### EXERCISE TASK
Leave out the pictures and copy everything else in the entries exactly.

--- START OF STORED ROWS ---

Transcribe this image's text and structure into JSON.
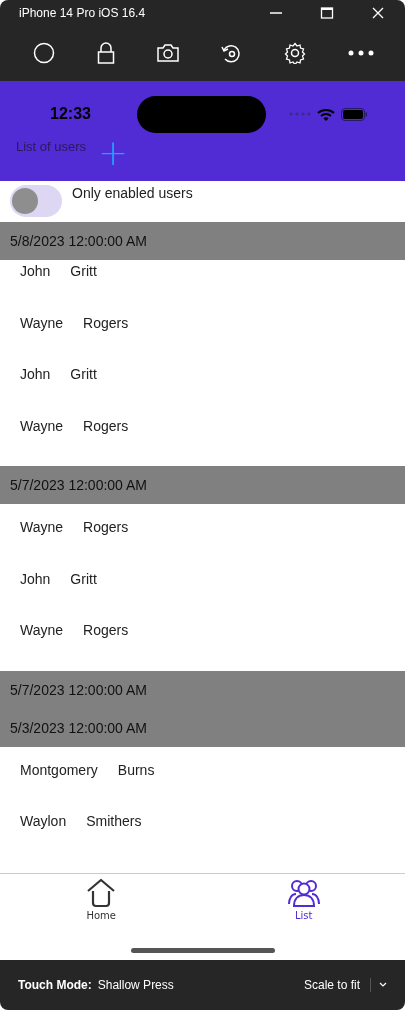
{
  "window": {
    "title": "iPhone 14 Pro iOS 16.4"
  },
  "status_bar": {
    "time": "12:33"
  },
  "header": {
    "title": "List of users",
    "add_button": "+"
  },
  "filter": {
    "label": "Only enabled users",
    "on": false
  },
  "groups": [
    {
      "date": "5/8/2023 12:00:00 AM",
      "users": [
        {
          "first": "John",
          "last": "Gritt"
        },
        {
          "first": "Wayne",
          "last": "Rogers"
        },
        {
          "first": "John",
          "last": "Gritt"
        },
        {
          "first": "Wayne",
          "last": "Rogers"
        }
      ]
    },
    {
      "date": "5/7/2023 12:00:00 AM",
      "users": [
        {
          "first": "Wayne",
          "last": "Rogers"
        },
        {
          "first": "John",
          "last": "Gritt"
        },
        {
          "first": "Wayne",
          "last": "Rogers"
        }
      ]
    },
    {
      "date": "5/7/2023 12:00:00 AM"
    },
    {
      "date": "5/3/2023 12:00:00 AM",
      "users": [
        {
          "first": "Montgomery",
          "last": "Burns"
        },
        {
          "first": "Waylon",
          "last": "Smithers"
        }
      ]
    }
  ],
  "tabs": [
    {
      "label": "Home",
      "selected": false
    },
    {
      "label": "List",
      "selected": true
    }
  ],
  "footer": {
    "touch_mode_label": "Touch Mode:",
    "touch_mode": "Shallow Press",
    "scale": "Scale to fit"
  }
}
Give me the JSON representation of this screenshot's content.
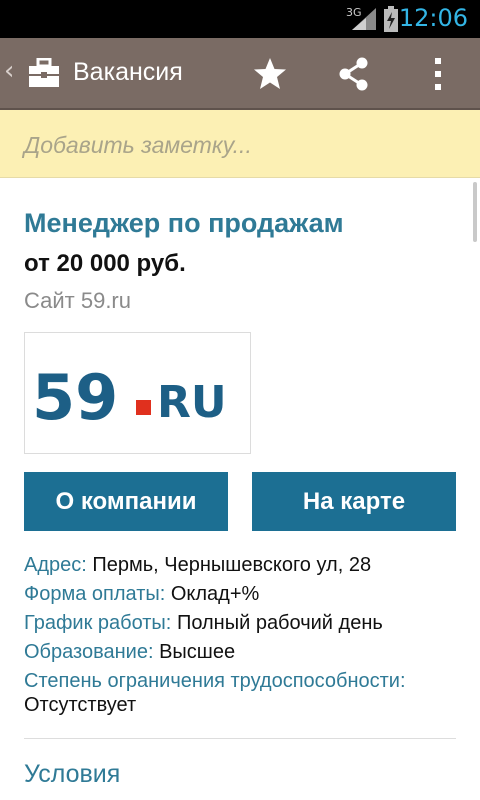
{
  "status_bar": {
    "network": "3G",
    "time": "12:06",
    "clock_color": "#33b5e5"
  },
  "action_bar": {
    "title": "Вакансия",
    "icons": [
      "up-chevron",
      "briefcase-icon",
      "star-icon",
      "share-icon",
      "overflow-menu-icon"
    ],
    "background": "#7a6b64"
  },
  "note": {
    "placeholder": "Добавить заметку..."
  },
  "vacancy": {
    "title": "Менеджер по продажам",
    "salary": "от 20 000 руб.",
    "source": "Сайт 59.ru",
    "logo": {
      "number": "59",
      "suffix": "RU",
      "dot_color": "#e0301e",
      "text_color": "#1d5f86"
    },
    "title_color": "#2f7a96"
  },
  "buttons": {
    "company": "О компании",
    "map": "На карте",
    "color": "#1c6f93"
  },
  "details": [
    {
      "key": "Адрес:",
      "value": "Пермь, Чернышевского ул, 28"
    },
    {
      "key": "Форма оплаты:",
      "value": "Оклад+%"
    },
    {
      "key": "График работы:",
      "value": "Полный рабочий день"
    },
    {
      "key": "Образование:",
      "value": "Высшее"
    },
    {
      "key": "Степень ограничения трудоспособности:",
      "value": "Отсутствует"
    }
  ],
  "sections": {
    "conditions": "Условия"
  }
}
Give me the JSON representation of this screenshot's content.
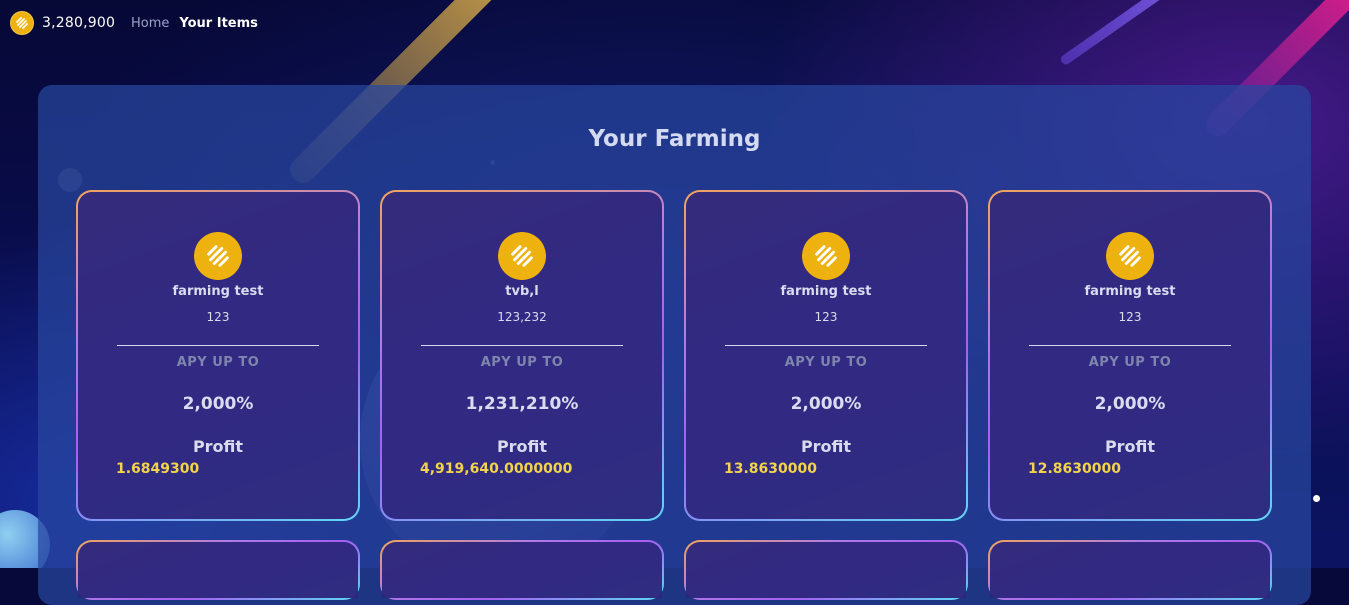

--- END OF STORED ROWS ---

### FULL ANSWER
Transcribe this image's text and structure into JSON.
{
  "window": {
    "title": "iPhone 14 Pro iOS 16.4"
  },
  "status_bar": {
    "time": "12:33"
  },
  "header": {
    "title": "List of users",
    "add_button": "+"
  },
  "filter": {
    "label": "Only enabled users",
    "on": false
  },
  "groups": [
    {
      "date": "5/8/2023 12:00:00 AM",
      "users": [
        {
          "first": "John",
          "last": "Gritt"
        },
        {
          "first": "Wayne",
          "last": "Rogers"
        },
        {
          "first": "John",
          "last": "Gritt"
        },
        {
          "first": "Wayne",
          "last": "Rogers"
        }
      ]
    },
    {
      "date": "5/7/2023 12:00:00 AM",
      "users": [
        {
          "first": "Wayne",
          "last": "Rogers"
        },
        {
          "first": "John",
          "last": "Gritt"
        },
        {
          "first": "Wayne",
          "last": "Rogers"
        }
      ]
    },
    {
      "date": "5/7/2023 12:00:00 AM"
    },
    {
      "date": "5/3/2023 12:00:00 AM",
      "users": [
        {
          "first": "Montgomery",
          "last": "Burns"
        },
        {
          "first": "Waylon",
          "last": "Smithers"
        }
      ]
    }
  ],
  "tabs": [
    {
      "label": "Home",
      "selected": false
    },
    {
      "label": "List",
      "selected": true
    }
  ],
  "footer": {
    "touch_mode_label": "Touch Mode:",
    "touch_mode": "Shallow Press",
    "scale": "Scale to fit"
  }
}
Give me the JSON representation of this screenshot's content.
{
  "status_bar": {
    "network": "3G",
    "time": "12:06",
    "clock_color": "#33b5e5"
  },
  "action_bar": {
    "title": "Вакансия",
    "icons": [
      "up-chevron",
      "briefcase-icon",
      "star-icon",
      "share-icon",
      "overflow-menu-icon"
    ],
    "background": "#7a6b64"
  },
  "note": {
    "placeholder": "Добавить заметку..."
  },
  "vacancy": {
    "title": "Менеджер по продажам",
    "salary": "от 20 000 руб.",
    "source": "Сайт 59.ru",
    "logo": {
      "number": "59",
      "suffix": "RU",
      "dot_color": "#e0301e",
      "text_color": "#1d5f86"
    },
    "title_color": "#2f7a96"
  },
  "buttons": {
    "company": "О компании",
    "map": "На карте",
    "color": "#1c6f93"
  },
  "details": [
    {
      "key": "Адрес:",
      "value": "Пермь, Чернышевского ул, 28"
    },
    {
      "key": "Форма оплаты:",
      "value": "Оклад+%"
    },
    {
      "key": "График работы:",
      "value": "Полный рабочий день"
    },
    {
      "key": "Образование:",
      "value": "Высшее"
    },
    {
      "key": "Степень ограничения трудоспособности:",
      "value": "Отсутствует"
    }
  ],
  "sections": {
    "conditions": "Условия"
  }
}
Give me the JSON representation of this screenshot's content.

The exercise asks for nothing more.